◆ **Task statement**
Read the listing and extract each line that includes the word "colpiti".

◆ **Material for this exercise**
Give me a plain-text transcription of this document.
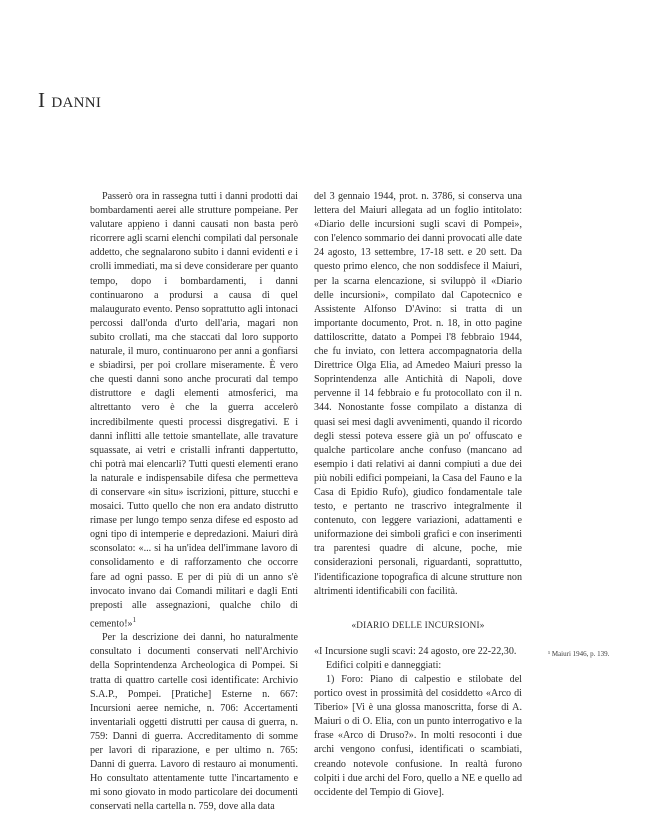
I DANNI

Passerò ora in rassegna tutti i danni prodotti dai bombardamenti aerei alle strutture pompeiane. Per valutare appieno i danni causati non basta però ricorrere agli scarni elenchi compilati dal personale addetto, che segnalarono subito i danni evidenti e i crolli immediati, ma si deve considerare per quanto tempo, dopo i bombardamenti, i danni continuarono a prodursi a causa di quel malaugurato evento. Penso soprattutto agli intonaci percossi dall'onda d'urto dell'aria, magari non subito crollati, ma che staccati dal loro supporto naturale, il muro, continuarono per anni a gonfiarsi e sbiadirsi, per poi crollare miseramente. È vero che questi danni sono anche procurati dal tempo distruttore e dagli elementi atmosferici, ma altrettanto vero è che la guerra accelerò incredibilmente questi processi disgregativi. E i danni inflitti alle tettoie smantellate, alle travature squassate, ai vetri e cristalli infranti dappertutto, chi potrà mai elencarli? Tutti questi elementi erano la naturale e indispensabile difesa che permetteva di conservare «in situ» iscrizioni, pitture, stucchi e mosaici. Tutto quello che non era andato distrutto rimase per lungo tempo senza difese ed esposto ad ogni tipo di intemperie e depredazioni. Maiuri dirà sconsolato: «... si ha un'idea dell'immane lavoro di consolidamento e di rafforzamento che occorre fare ad ogni passo. E per di più di un anno s'è invocato invano dai Comandi militari e dagli Enti preposti alle assegnazioni, qualche chilo di cemento!»$^1$

Per la descrizione dei danni, ho naturalmente consultato i documenti conservati nell'Archivio della Soprintendenza Archeologica di Pompei. Si tratta di quattro cartelle così identificate: Archivio S.A.P., Pompei. [Pratiche] Esterne n. 667: Incursioni aeree nemiche, n. 706: Accertamenti inventariali oggetti distrutti per causa di guerra, n. 759: Danni di guerra. Accreditamento di somme per lavori di riparazione, e per ultimo n. 765: Danni di guerra. Lavoro di restauro ai monumenti. Ho consultato attentamente tutte l'incartamento e mi sono giovato in modo particolare dei documenti conservati nella cartella n. 759, dove alla data

del 3 gennaio 1944, prot. n. 3786, si conserva una lettera del Maiuri allegata ad un foglio intitolato: «Diario delle incursioni sugli scavi di Pompei», con l'elenco sommario dei danni provocati alle date 24 agosto, 13 settembre, 17-18 sett. e 20 sett. Da questo primo elenco, che non soddisfece il Maiuri, per la scarna elencazione, si sviluppò il «Diario delle incursioni», compilato dal Capotecnico e Assistente Alfonso D'Avino: si tratta di un importante documento, Prot. n. 18, in otto pagine dattiloscritte, datato a Pompei l'8 febbraio 1944, che fu inviato, con lettera accompagnatoria della Direttrice Olga Elia, ad Amedeo Maiuri presso la Soprintendenza alle Antichità di Napoli, dove pervenne il 14 febbraio e fu protocollato con il n. 344. Nonostante fosse compilato a distanza di quasi sei mesi dagli avvenimenti, quando il ricordo degli stessi poteva essere già un po' offuscato e qualche particolare anche confuso (mancano ad esempio i dati relativi ai danni compiuti a due dei più nobili edifici pompeiani, la Casa del Fauno e la Casa di Epidio Rufo), giudico fondamentale tale testo, e pertanto ne trascrivo integralmente il contenuto, con leggere variazioni, adattamenti e uniformazione dei simboli grafici e con inserimenti tra parentesi quadre di alcune, poche, mie considerazioni personali, riguardanti, soprattutto, l'identificazione topografica di alcune strutture non altrimenti identificabili con facilità.

«DIARIO DELLE INCURSIONI»

«I Incursione sugli scavi: 24 agosto, ore 22-22,30.

Edifici colpiti e danneggiati:

1) Foro: Piano di calpestio e stilobate del portico ovest in prossimità del cosiddetto «Arco di Tiberio» [Vi è una glossa manoscritta, forse di A. Maiuri o di O. Elia, con un punto interrogativo e la frase «Arco di Druso?». In molti resoconti i due archi vengono confusi, identificati o scambiati, creando notevole confusione. In realtà furono colpiti i due archi del Foro, quello a NE e quello ad occidente del Tempio di Giove].

¹ Maiuri 1946, p. 139.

◆ **Solution**
Edifici colpiti e danneggiati:
1) Foro: Piano di calpestio e stilobate del portico ovest in prossimità del cosiddetto «Arco di Tiberio» [Vi è una glossa manoscritta, forse di A. Maiuri o di O. Elia, con un punto interrogativo e la frase «Arco di Druso?». In molti resoconti i due archi vengono confusi, identificati o scambiati, creando notevole confusione. In realtà furono colpiti i due archi del Foro, quello a NE e quello ad occidente del Tempio di Giove].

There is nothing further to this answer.